**Directions:**
Every entry must be copied word for word.

— BEGIN Provided data —

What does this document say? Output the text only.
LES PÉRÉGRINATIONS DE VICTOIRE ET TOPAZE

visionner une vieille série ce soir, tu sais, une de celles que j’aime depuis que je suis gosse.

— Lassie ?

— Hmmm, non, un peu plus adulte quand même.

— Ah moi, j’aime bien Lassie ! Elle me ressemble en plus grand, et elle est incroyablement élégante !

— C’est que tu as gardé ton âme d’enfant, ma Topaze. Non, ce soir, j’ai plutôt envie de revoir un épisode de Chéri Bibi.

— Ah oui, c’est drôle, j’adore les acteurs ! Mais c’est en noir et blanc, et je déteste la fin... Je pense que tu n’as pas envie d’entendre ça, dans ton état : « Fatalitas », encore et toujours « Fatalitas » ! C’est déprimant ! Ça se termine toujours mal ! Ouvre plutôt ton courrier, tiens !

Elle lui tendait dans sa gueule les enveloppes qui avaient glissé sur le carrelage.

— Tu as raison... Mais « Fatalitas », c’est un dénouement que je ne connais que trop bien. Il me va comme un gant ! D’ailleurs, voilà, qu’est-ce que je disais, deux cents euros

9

— END Provided data —

**Result for this exercise:**
What does this document say? Output the text only.
LES PÉRÉGRINATIONS DE VICTOIRE ET TOPAZE

visionner une vieille série ce soir, tu sais, une de celles que j’aime depuis que je suis gosse.

— Lassie ?

— Hmmm, non, un peu plus adulte quand même.

— Ah moi, j’aime bien Lassie ! Elle me ressemble en plus grand, et elle est incroyablement élégante !

— C’est que tu as gardé ton âme d’enfant, ma Topaze. Non, ce soir, j’ai plutôt envie de revoir un épisode de Chéri Bibi.

— Ah oui, c’est drôle, j’adore les acteurs ! Mais c’est en noir et blanc, et je déteste la fin... Je pense que tu n’as pas envie d’entendre ça, dans ton état : « Fatalitas », encore et toujours « Fatalitas » ! C’est déprimant ! Ça se termine toujours mal ! Ouvre plutôt ton courrier, tiens !

Elle lui tendait dans sa gueule les enveloppes qui avaient glissé sur le carrelage.

— Tu as raison... Mais « Fatalitas », c’est un dénouement que je ne connais que trop bien. Il me va comme un gant ! D’ailleurs, voilà, qu’est-ce que je disais, deux cents euros

9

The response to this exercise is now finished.